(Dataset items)
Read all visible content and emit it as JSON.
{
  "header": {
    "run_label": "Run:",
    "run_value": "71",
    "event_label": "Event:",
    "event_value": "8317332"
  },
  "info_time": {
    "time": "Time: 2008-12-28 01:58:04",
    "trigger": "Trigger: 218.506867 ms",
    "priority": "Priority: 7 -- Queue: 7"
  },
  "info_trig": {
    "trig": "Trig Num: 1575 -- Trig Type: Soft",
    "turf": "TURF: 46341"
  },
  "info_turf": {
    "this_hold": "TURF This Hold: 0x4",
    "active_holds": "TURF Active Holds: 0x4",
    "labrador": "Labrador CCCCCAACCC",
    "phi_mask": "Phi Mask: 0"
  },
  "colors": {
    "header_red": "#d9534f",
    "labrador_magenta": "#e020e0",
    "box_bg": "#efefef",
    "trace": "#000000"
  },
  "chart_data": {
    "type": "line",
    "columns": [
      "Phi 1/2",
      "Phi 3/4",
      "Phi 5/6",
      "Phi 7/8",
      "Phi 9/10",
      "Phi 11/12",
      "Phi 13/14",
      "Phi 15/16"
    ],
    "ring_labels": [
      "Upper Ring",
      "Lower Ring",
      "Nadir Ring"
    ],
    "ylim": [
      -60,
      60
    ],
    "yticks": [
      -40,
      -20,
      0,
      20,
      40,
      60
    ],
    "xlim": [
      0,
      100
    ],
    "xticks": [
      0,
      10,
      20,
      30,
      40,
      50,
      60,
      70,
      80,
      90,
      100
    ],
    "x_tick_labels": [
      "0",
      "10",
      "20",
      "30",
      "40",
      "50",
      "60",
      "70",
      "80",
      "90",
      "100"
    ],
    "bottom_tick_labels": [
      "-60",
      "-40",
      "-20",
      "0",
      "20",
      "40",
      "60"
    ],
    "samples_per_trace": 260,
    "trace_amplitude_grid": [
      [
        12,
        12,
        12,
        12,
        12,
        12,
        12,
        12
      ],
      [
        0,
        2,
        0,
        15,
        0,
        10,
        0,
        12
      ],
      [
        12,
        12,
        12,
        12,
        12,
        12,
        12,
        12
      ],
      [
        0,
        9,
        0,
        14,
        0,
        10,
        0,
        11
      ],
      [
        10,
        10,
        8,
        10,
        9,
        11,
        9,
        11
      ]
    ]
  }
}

▶ What this task involves: Copy out each record exactly as given, omitting none.

▶ Exercise response:
Read all visible content and emit it as JSON.
{
  "header": {
    "run_label": "Run:",
    "run_value": "71",
    "event_label": "Event:",
    "event_value": "8317332"
  },
  "info_time": {
    "time": "Time: 2008-12-28 01:58:04",
    "trigger": "Trigger: 218.506867 ms",
    "priority": "Priority: 7 -- Queue: 7"
  },
  "info_trig": {
    "trig": "Trig Num: 1575 -- Trig Type: Soft",
    "turf": "TURF: 46341"
  },
  "info_turf": {
    "this_hold": "TURF This Hold: 0x4",
    "active_holds": "TURF Active Holds: 0x4",
    "labrador": "Labrador CCCCCAACCC",
    "phi_mask": "Phi Mask: 0"
  },
  "colors": {
    "header_red": "#d9534f",
    "labrador_magenta": "#e020e0",
    "box_bg": "#efefef",
    "trace": "#000000"
  },
  "chart_data": {
    "type": "line",
    "columns": [
      "Phi 1/2",
      "Phi 3/4",
      "Phi 5/6",
      "Phi 7/8",
      "Phi 9/10",
      "Phi 11/12",
      "Phi 13/14",
      "Phi 15/16"
    ],
    "ring_labels": [
      "Upper Ring",
      "Lower Ring",
      "Nadir Ring"
    ],
    "ylim": [
      -60,
      60
    ],
    "yticks": [
      -40,
      -20,
      0,
      20,
      40,
      60
    ],
    "xlim": [
      0,
      100
    ],
    "xticks": [
      0,
      10,
      20,
      30,
      40,
      50,
      60,
      70,
      80,
      90,
      100
    ],
    "x_tick_labels": [
      "0",
      "10",
      "20",
      "30",
      "40",
      "50",
      "60",
      "70",
      "80",
      "90",
      "100"
    ],
    "bottom_tick_labels": [
      "-60",
      "-40",
      "-20",
      "0",
      "20",
      "40",
      "60"
    ],
    "samples_per_trace": 260,
    "trace_amplitude_grid": [
      [
        12,
        12,
        12,
        12,
        12,
        12,
        12,
        12
      ],
      [
        0,
        2,
        0,
        15,
        0,
        10,
        0,
        12
      ],
      [
        12,
        12,
        12,
        12,
        12,
        12,
        12,
        12
      ],
      [
        0,
        9,
        0,
        14,
        0,
        10,
        0,
        11
      ],
      [
        10,
        10,
        8,
        10,
        9,
        11,
        9,
        11
      ]
    ]
  }
}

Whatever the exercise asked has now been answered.